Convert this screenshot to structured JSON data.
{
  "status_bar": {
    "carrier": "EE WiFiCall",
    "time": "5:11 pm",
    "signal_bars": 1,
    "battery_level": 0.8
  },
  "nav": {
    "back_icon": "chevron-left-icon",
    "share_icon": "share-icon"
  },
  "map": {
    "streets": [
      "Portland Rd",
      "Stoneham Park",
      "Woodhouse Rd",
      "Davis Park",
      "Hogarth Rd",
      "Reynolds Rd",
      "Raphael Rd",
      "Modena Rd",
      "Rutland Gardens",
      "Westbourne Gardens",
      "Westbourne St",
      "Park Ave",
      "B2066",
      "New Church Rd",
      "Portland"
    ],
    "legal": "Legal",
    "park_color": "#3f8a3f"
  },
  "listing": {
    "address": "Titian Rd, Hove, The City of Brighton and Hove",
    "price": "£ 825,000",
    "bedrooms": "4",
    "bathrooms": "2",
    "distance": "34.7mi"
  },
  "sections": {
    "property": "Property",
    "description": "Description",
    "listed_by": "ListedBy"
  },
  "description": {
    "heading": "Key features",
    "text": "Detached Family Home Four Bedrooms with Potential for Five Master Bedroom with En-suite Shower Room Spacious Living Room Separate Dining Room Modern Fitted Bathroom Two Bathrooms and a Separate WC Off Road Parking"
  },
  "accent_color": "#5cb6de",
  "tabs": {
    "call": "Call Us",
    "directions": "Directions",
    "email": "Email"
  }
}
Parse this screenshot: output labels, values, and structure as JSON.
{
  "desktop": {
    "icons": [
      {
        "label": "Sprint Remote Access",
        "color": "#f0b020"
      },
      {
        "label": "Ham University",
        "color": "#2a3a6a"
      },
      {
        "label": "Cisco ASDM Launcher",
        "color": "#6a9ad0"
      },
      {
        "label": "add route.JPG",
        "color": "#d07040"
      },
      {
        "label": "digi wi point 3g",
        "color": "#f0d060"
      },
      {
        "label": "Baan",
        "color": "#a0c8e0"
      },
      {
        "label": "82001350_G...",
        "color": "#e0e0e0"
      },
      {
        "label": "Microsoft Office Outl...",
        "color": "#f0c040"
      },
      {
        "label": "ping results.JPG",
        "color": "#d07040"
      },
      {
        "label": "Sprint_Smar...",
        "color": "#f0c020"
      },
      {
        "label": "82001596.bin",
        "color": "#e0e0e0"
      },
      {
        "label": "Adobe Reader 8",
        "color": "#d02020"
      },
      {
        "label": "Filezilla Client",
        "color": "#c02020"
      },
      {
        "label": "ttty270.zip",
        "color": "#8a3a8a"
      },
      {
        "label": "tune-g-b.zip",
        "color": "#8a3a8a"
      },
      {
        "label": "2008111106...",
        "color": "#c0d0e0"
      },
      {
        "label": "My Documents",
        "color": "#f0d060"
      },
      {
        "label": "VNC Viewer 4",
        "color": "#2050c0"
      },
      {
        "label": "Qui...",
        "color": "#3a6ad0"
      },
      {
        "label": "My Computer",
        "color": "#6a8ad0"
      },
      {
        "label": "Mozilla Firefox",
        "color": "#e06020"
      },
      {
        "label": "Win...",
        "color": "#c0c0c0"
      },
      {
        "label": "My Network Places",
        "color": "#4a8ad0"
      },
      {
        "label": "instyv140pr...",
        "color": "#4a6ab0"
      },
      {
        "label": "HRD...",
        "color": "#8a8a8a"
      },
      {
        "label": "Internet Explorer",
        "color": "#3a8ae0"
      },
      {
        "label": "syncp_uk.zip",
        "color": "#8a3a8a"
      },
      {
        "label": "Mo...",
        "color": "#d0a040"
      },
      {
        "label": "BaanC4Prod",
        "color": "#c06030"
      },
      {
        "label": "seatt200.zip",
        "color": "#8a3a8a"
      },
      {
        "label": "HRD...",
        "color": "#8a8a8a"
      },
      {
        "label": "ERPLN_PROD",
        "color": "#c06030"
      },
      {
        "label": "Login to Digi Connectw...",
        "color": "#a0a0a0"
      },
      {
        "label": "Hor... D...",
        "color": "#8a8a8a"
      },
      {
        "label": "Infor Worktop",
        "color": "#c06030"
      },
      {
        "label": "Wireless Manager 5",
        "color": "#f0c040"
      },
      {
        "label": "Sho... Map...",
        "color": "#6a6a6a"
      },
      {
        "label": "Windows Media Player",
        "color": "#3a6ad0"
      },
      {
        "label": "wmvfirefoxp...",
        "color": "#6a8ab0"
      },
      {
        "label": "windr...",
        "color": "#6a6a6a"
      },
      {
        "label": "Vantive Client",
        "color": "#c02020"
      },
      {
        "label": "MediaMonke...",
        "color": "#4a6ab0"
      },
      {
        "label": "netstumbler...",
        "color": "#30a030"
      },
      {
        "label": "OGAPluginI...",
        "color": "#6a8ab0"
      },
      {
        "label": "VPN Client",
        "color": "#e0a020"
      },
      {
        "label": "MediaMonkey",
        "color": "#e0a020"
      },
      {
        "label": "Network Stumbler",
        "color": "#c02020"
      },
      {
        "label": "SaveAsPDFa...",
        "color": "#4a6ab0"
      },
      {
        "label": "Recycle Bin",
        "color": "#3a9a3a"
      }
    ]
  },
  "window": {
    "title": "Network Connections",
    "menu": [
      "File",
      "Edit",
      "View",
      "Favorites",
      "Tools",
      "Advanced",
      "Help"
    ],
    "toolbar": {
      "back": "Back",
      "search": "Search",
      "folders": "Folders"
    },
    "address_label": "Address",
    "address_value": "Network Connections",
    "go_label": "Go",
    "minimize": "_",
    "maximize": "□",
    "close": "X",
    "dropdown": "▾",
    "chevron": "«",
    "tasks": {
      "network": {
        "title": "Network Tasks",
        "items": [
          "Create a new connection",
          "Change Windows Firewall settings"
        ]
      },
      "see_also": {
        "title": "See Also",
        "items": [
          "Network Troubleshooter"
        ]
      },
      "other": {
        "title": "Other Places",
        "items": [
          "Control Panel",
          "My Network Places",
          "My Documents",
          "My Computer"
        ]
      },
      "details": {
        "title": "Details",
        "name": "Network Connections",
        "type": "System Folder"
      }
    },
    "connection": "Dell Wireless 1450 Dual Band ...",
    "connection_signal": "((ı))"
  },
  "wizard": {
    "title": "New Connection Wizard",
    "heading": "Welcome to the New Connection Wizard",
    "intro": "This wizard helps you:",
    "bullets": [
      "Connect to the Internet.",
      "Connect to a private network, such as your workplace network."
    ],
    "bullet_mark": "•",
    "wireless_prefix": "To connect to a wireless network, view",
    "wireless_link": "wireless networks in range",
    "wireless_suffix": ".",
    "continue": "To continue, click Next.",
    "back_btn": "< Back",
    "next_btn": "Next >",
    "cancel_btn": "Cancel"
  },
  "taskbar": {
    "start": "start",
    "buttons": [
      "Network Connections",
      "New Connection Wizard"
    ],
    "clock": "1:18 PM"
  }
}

##############################

__Exercise__:
The entries above must be returned exactly.

__Complete answer__:
Convert this screenshot to structured JSON data.
{
  "status_bar": {
    "carrier": "EE WiFiCall",
    "time": "5:11 pm",
    "signal_bars": 1,
    "battery_level": 0.8
  },
  "nav": {
    "back_icon": "chevron-left-icon",
    "share_icon": "share-icon"
  },
  "map": {
    "streets": [
      "Portland Rd",
      "Stoneham Park",
      "Woodhouse Rd",
      "Davis Park",
      "Hogarth Rd",
      "Reynolds Rd",
      "Raphael Rd",
      "Modena Rd",
      "Rutland Gardens",
      "Westbourne Gardens",
      "Westbourne St",
      "Park Ave",
      "B2066",
      "New Church Rd",
      "Portland"
    ],
    "legal": "Legal",
    "park_color": "#3f8a3f"
  },
  "listing": {
    "address": "Titian Rd, Hove, The City of Brighton and Hove",
    "price": "£ 825,000",
    "bedrooms": "4",
    "bathrooms": "2",
    "distance": "34.7mi"
  },
  "sections": {
    "property": "Property",
    "description": "Description",
    "listed_by": "ListedBy"
  },
  "description": {
    "heading": "Key features",
    "text": "Detached Family Home Four Bedrooms with Potential for Five Master Bedroom with En-suite Shower Room Spacious Living Room Separate Dining Room Modern Fitted Bathroom Two Bathrooms and a Separate WC Off Road Parking"
  },
  "accent_color": "#5cb6de",
  "tabs": {
    "call": "Call Us",
    "directions": "Directions",
    "email": "Email"
  }
}
Parse this screenshot: output labels, values, and structure as JSON.
{
  "desktop": {
    "icons": [
      {
        "label": "Sprint Remote Access",
        "color": "#f0b020"
      },
      {
        "label": "Ham University",
        "color": "#2a3a6a"
      },
      {
        "label": "Cisco ASDM Launcher",
        "color": "#6a9ad0"
      },
      {
        "label": "add route.JPG",
        "color": "#d07040"
      },
      {
        "label": "digi wi point 3g",
        "color": "#f0d060"
      },
      {
        "label": "Baan",
        "color": "#a0c8e0"
      },
      {
        "label": "82001350_G...",
        "color": "#e0e0e0"
      },
      {
        "label": "Microsoft Office Outl...",
        "color": "#f0c040"
      },
      {
        "label": "ping results.JPG",
        "color": "#d07040"
      },
      {
        "label": "Sprint_Smar...",
        "color": "#f0c020"
      },
      {
        "label": "82001596.bin",
        "color": "#e0e0e0"
      },
      {
        "label": "Adobe Reader 8",
        "color": "#d02020"
      },
      {
        "label": "Filezilla Client",
        "color": "#c02020"
      },
      {
        "label": "ttty270.zip",
        "color": "#8a3a8a"
      },
      {
        "label": "tune-g-b.zip",
        "color": "#8a3a8a"
      },
      {
        "label": "2008111106...",
        "color": "#c0d0e0"
      },
      {
        "label": "My Documents",
        "color": "#f0d060"
      },
      {
        "label": "VNC Viewer 4",
        "color": "#2050c0"
      },
      {
        "label": "Qui...",
        "color": "#3a6ad0"
      },
      {
        "label": "My Computer",
        "color": "#6a8ad0"
      },
      {
        "label": "Mozilla Firefox",
        "color": "#e06020"
      },
      {
        "label": "Win...",
        "color": "#c0c0c0"
      },
      {
        "label": "My Network Places",
        "color": "#4a8ad0"
      },
      {
        "label": "instyv140pr...",
        "color": "#4a6ab0"
      },
      {
        "label": "HRD...",
        "color": "#8a8a8a"
      },
      {
        "label": "Internet Explorer",
        "color": "#3a8ae0"
      },
      {
        "label": "syncp_uk.zip",
        "color": "#8a3a8a"
      },
      {
        "label": "Mo...",
        "color": "#d0a040"
      },
      {
        "label": "BaanC4Prod",
        "color": "#c06030"
      },
      {
        "label": "seatt200.zip",
        "color": "#8a3a8a"
      },
      {
        "label": "HRD...",
        "color": "#8a8a8a"
      },
      {
        "label": "ERPLN_PROD",
        "color": "#c06030"
      },
      {
        "label": "Login to Digi Connectw...",
        "color": "#a0a0a0"
      },
      {
        "label": "Hor... D...",
        "color": "#8a8a8a"
      },
      {
        "label": "Infor Worktop",
        "color": "#c06030"
      },
      {
        "label": "Wireless Manager 5",
        "color": "#f0c040"
      },
      {
        "label": "Sho... Map...",
        "color": "#6a6a6a"
      },
      {
        "label": "Windows Media Player",
        "color": "#3a6ad0"
      },
      {
        "label": "wmvfirefoxp...",
        "color": "#6a8ab0"
      },
      {
        "label": "windr...",
        "color": "#6a6a6a"
      },
      {
        "label": "Vantive Client",
        "color": "#c02020"
      },
      {
        "label": "MediaMonke...",
        "color": "#4a6ab0"
      },
      {
        "label": "netstumbler...",
        "color": "#30a030"
      },
      {
        "label": "OGAPluginI...",
        "color": "#6a8ab0"
      },
      {
        "label": "VPN Client",
        "color": "#e0a020"
      },
      {
        "label": "MediaMonkey",
        "color": "#e0a020"
      },
      {
        "label": "Network Stumbler",
        "color": "#c02020"
      },
      {
        "label": "SaveAsPDFa...",
        "color": "#4a6ab0"
      },
      {
        "label": "Recycle Bin",
        "color": "#3a9a3a"
      }
    ]
  },
  "window": {
    "title": "Network Connections",
    "menu": [
      "File",
      "Edit",
      "View",
      "Favorites",
      "Tools",
      "Advanced",
      "Help"
    ],
    "toolbar": {
      "back": "Back",
      "search": "Search",
      "folders": "Folders"
    },
    "address_label": "Address",
    "address_value": "Network Connections",
    "go_label": "Go",
    "minimize": "_",
    "maximize": "□",
    "close": "X",
    "dropdown": "▾",
    "chevron": "«",
    "tasks": {
      "network": {
        "title": "Network Tasks",
        "items": [
          "Create a new connection",
          "Change Windows Firewall settings"
        ]
      },
      "see_also": {
        "title": "See Also",
        "items": [
          "Network Troubleshooter"
        ]
      },
      "other": {
        "title": "Other Places",
        "items": [
          "Control Panel",
          "My Network Places",
          "My Documents",
          "My Computer"
        ]
      },
      "details": {
        "title": "Details",
        "name": "Network Connections",
        "type": "System Folder"
      }
    },
    "connection": "Dell Wireless 1450 Dual Band ...",
    "connection_signal": "((ı))"
  },
  "wizard": {
    "title": "New Connection Wizard",
    "heading": "Welcome to the New Connection Wizard",
    "intro": "This wizard helps you:",
    "bullets": [
      "Connect to the Internet.",
      "Connect to a private network, such as your workplace network."
    ],
    "bullet_mark": "•",
    "wireless_prefix": "To connect to a wireless network, view",
    "wireless_link": "wireless networks in range",
    "wireless_suffix": ".",
    "continue": "To continue, click Next.",
    "back_btn": "< Back",
    "next_btn": "Next >",
    "cancel_btn": "Cancel"
  },
  "taskbar": {
    "start": "start",
    "buttons": [
      "Network Connections",
      "New Connection Wizard"
    ],
    "clock": "1:18 PM"
  }
}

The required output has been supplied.